**Aim of the exercise**
Can all of these lines be returned exactly?

**Task data**
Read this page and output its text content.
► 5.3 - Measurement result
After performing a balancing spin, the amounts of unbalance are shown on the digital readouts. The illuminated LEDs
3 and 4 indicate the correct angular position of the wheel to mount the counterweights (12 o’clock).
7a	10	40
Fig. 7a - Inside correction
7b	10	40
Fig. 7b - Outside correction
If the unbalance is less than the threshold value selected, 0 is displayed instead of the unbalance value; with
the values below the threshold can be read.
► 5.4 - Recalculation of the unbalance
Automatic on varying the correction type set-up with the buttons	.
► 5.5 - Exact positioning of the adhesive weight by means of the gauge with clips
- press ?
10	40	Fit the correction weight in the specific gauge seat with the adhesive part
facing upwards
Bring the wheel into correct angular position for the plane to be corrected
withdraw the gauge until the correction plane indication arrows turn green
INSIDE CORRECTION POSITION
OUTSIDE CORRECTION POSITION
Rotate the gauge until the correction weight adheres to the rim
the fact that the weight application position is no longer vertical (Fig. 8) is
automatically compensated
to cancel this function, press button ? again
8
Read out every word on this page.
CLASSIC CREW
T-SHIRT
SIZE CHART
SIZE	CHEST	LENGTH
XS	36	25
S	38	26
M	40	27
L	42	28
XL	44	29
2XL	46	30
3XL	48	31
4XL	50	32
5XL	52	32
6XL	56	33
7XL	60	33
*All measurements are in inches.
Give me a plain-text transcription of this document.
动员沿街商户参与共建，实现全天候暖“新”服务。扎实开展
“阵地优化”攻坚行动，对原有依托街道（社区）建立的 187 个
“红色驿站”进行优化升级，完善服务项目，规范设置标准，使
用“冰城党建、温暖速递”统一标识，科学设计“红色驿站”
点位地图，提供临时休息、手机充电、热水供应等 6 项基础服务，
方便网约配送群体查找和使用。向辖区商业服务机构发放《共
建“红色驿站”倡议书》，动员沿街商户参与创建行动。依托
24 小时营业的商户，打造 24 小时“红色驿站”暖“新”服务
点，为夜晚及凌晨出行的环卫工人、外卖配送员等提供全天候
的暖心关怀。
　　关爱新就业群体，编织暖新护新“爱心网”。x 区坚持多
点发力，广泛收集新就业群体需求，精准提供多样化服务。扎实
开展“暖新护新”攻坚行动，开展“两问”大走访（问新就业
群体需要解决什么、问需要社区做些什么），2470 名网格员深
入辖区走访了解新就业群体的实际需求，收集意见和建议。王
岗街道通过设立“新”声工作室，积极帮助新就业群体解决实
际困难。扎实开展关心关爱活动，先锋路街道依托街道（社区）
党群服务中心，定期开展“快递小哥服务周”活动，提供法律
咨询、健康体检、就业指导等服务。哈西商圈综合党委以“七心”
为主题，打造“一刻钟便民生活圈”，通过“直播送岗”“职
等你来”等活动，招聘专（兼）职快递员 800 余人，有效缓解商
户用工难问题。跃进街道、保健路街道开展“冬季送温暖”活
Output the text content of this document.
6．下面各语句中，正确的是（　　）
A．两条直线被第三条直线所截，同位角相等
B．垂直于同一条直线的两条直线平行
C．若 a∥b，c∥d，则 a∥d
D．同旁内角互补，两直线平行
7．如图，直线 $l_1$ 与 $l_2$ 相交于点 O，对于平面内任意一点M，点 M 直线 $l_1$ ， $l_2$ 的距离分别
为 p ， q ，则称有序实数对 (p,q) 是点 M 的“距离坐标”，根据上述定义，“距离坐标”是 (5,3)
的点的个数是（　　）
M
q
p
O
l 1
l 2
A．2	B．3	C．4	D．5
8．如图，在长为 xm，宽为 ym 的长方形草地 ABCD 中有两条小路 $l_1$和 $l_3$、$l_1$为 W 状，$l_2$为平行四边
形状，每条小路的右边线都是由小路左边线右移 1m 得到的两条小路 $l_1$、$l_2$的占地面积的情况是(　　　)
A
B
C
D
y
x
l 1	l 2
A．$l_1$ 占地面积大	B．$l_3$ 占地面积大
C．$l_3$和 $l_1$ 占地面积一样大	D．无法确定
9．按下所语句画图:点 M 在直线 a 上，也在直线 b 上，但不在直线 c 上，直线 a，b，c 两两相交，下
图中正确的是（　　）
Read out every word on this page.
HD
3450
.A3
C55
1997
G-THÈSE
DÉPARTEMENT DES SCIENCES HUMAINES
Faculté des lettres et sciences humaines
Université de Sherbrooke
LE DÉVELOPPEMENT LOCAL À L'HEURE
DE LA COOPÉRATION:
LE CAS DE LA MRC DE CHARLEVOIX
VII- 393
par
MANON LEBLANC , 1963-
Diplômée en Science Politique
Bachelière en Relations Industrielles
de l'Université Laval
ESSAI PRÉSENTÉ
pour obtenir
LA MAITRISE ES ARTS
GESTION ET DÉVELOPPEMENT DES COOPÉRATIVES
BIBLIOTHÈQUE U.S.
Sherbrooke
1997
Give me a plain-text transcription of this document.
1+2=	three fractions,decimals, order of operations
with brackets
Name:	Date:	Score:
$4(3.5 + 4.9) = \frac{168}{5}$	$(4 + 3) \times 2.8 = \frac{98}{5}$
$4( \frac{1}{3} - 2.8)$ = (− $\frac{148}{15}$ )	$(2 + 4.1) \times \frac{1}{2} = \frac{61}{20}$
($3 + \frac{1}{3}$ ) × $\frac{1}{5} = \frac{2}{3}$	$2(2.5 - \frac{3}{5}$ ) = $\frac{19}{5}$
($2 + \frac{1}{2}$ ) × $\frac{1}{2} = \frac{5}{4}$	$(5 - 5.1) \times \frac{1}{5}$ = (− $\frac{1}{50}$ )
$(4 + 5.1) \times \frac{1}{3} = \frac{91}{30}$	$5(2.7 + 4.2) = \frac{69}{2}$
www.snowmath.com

**In response**
Read this page and output its text content.
► 5.3 - Measurement result
After performing a balancing spin, the amounts of unbalance are shown on the digital readouts. The illuminated LEDs
3 and 4 indicate the correct angular position of the wheel to mount the counterweights (12 o’clock).
7a	10	40
Fig. 7a - Inside correction
7b	10	40
Fig. 7b - Outside correction
If the unbalance is less than the threshold value selected, 0 is displayed instead of the unbalance value; with
the values below the threshold can be read.
► 5.4 - Recalculation of the unbalance
Automatic on varying the correction type set-up with the buttons	.
► 5.5 - Exact positioning of the adhesive weight by means of the gauge with clips
- press ?
10	40	Fit the correction weight in the specific gauge seat with the adhesive part
facing upwards
Bring the wheel into correct angular position for the plane to be corrected
withdraw the gauge until the correction plane indication arrows turn green
INSIDE CORRECTION POSITION
OUTSIDE CORRECTION POSITION
Rotate the gauge until the correction weight adheres to the rim
the fact that the weight application position is no longer vertical (Fig. 8) is
automatically compensated
to cancel this function, press button ? again
8
Read out every word on this page.
CLASSIC CREW
T-SHIRT
SIZE CHART
SIZE	CHEST	LENGTH
XS	36	25
S	38	26
M	40	27
L	42	28
XL	44	29
2XL	46	30
3XL	48	31
4XL	50	32
5XL	52	32
6XL	56	33
7XL	60	33
*All measurements are in inches.
Give me a plain-text transcription of this document.
动员沿街商户参与共建，实现全天候暖“新”服务。扎实开展
“阵地优化”攻坚行动，对原有依托街道（社区）建立的 187 个
“红色驿站”进行优化升级，完善服务项目，规范设置标准，使
用“冰城党建、温暖速递”统一标识，科学设计“红色驿站”
点位地图，提供临时休息、手机充电、热水供应等 6 项基础服务，
方便网约配送群体查找和使用。向辖区商业服务机构发放《共
建“红色驿站”倡议书》，动员沿街商户参与创建行动。依托
24 小时营业的商户，打造 24 小时“红色驿站”暖“新”服务
点，为夜晚及凌晨出行的环卫工人、外卖配送员等提供全天候
的暖心关怀。
　　关爱新就业群体，编织暖新护新“爱心网”。x 区坚持多
点发力，广泛收集新就业群体需求，精准提供多样化服务。扎实
开展“暖新护新”攻坚行动，开展“两问”大走访（问新就业
群体需要解决什么、问需要社区做些什么），2470 名网格员深
入辖区走访了解新就业群体的实际需求，收集意见和建议。王
岗街道通过设立“新”声工作室，积极帮助新就业群体解决实
际困难。扎实开展关心关爱活动，先锋路街道依托街道（社区）
党群服务中心，定期开展“快递小哥服务周”活动，提供法律
咨询、健康体检、就业指导等服务。哈西商圈综合党委以“七心”
为主题，打造“一刻钟便民生活圈”，通过“直播送岗”“职
等你来”等活动，招聘专（兼）职快递员 800 余人，有效缓解商
户用工难问题。跃进街道、保健路街道开展“冬季送温暖”活
Output the text content of this document.
6．下面各语句中，正确的是（　　）
A．两条直线被第三条直线所截，同位角相等
B．垂直于同一条直线的两条直线平行
C．若 a∥b，c∥d，则 a∥d
D．同旁内角互补，两直线平行
7．如图，直线 $l_1$ 与 $l_2$ 相交于点 O，对于平面内任意一点M，点 M 直线 $l_1$ ， $l_2$ 的距离分别
为 p ， q ，则称有序实数对 (p,q) 是点 M 的“距离坐标”，根据上述定义，“距离坐标”是 (5,3)
的点的个数是（　　）
M
q
p
O
l 1
l 2
A．2	B．3	C．4	D．5
8．如图，在长为 xm，宽为 ym 的长方形草地 ABCD 中有两条小路 $l_1$和 $l_3$、$l_1$为 W 状，$l_2$为平行四边
形状，每条小路的右边线都是由小路左边线右移 1m 得到的两条小路 $l_1$、$l_2$的占地面积的情况是(　　　)
A
B
C
D
y
x
l 1	l 2
A．$l_1$ 占地面积大	B．$l_3$ 占地面积大
C．$l_3$和 $l_1$ 占地面积一样大	D．无法确定
9．按下所语句画图:点 M 在直线 a 上，也在直线 b 上，但不在直线 c 上，直线 a，b，c 两两相交，下
图中正确的是（　　）
Read out every word on this page.
HD
3450
.A3
C55
1997
G-THÈSE
DÉPARTEMENT DES SCIENCES HUMAINES
Faculté des lettres et sciences humaines
Université de Sherbrooke
LE DÉVELOPPEMENT LOCAL À L'HEURE
DE LA COOPÉRATION:
LE CAS DE LA MRC DE CHARLEVOIX
VII- 393
par
MANON LEBLANC , 1963-
Diplômée en Science Politique
Bachelière en Relations Industrielles
de l'Université Laval
ESSAI PRÉSENTÉ
pour obtenir
LA MAITRISE ES ARTS
GESTION ET DÉVELOPPEMENT DES COOPÉRATIVES
BIBLIOTHÈQUE U.S.
Sherbrooke
1997
Give me a plain-text transcription of this document.
1+2=	three fractions,decimals, order of operations
with brackets
Name:	Date:	Score:
$4(3.5 + 4.9) = \frac{168}{5}$	$(4 + 3) \times 2.8 = \frac{98}{5}$
$4( \frac{1}{3} - 2.8)$ = (− $\frac{148}{15}$ )	$(2 + 4.1) \times \frac{1}{2} = \frac{61}{20}$
($3 + \frac{1}{3}$ ) × $\frac{1}{5} = \frac{2}{3}$	$2(2.5 - \frac{3}{5}$ ) = $\frac{19}{5}$
($2 + \frac{1}{2}$ ) × $\frac{1}{2} = \frac{5}{4}$	$(5 - 5.1) \times \frac{1}{5}$ = (− $\frac{1}{50}$ )
$(4 + 5.1) \times \frac{1}{3} = \frac{91}{30}$	$5(2.7 + 4.2) = \frac{69}{2}$
www.snowmath.com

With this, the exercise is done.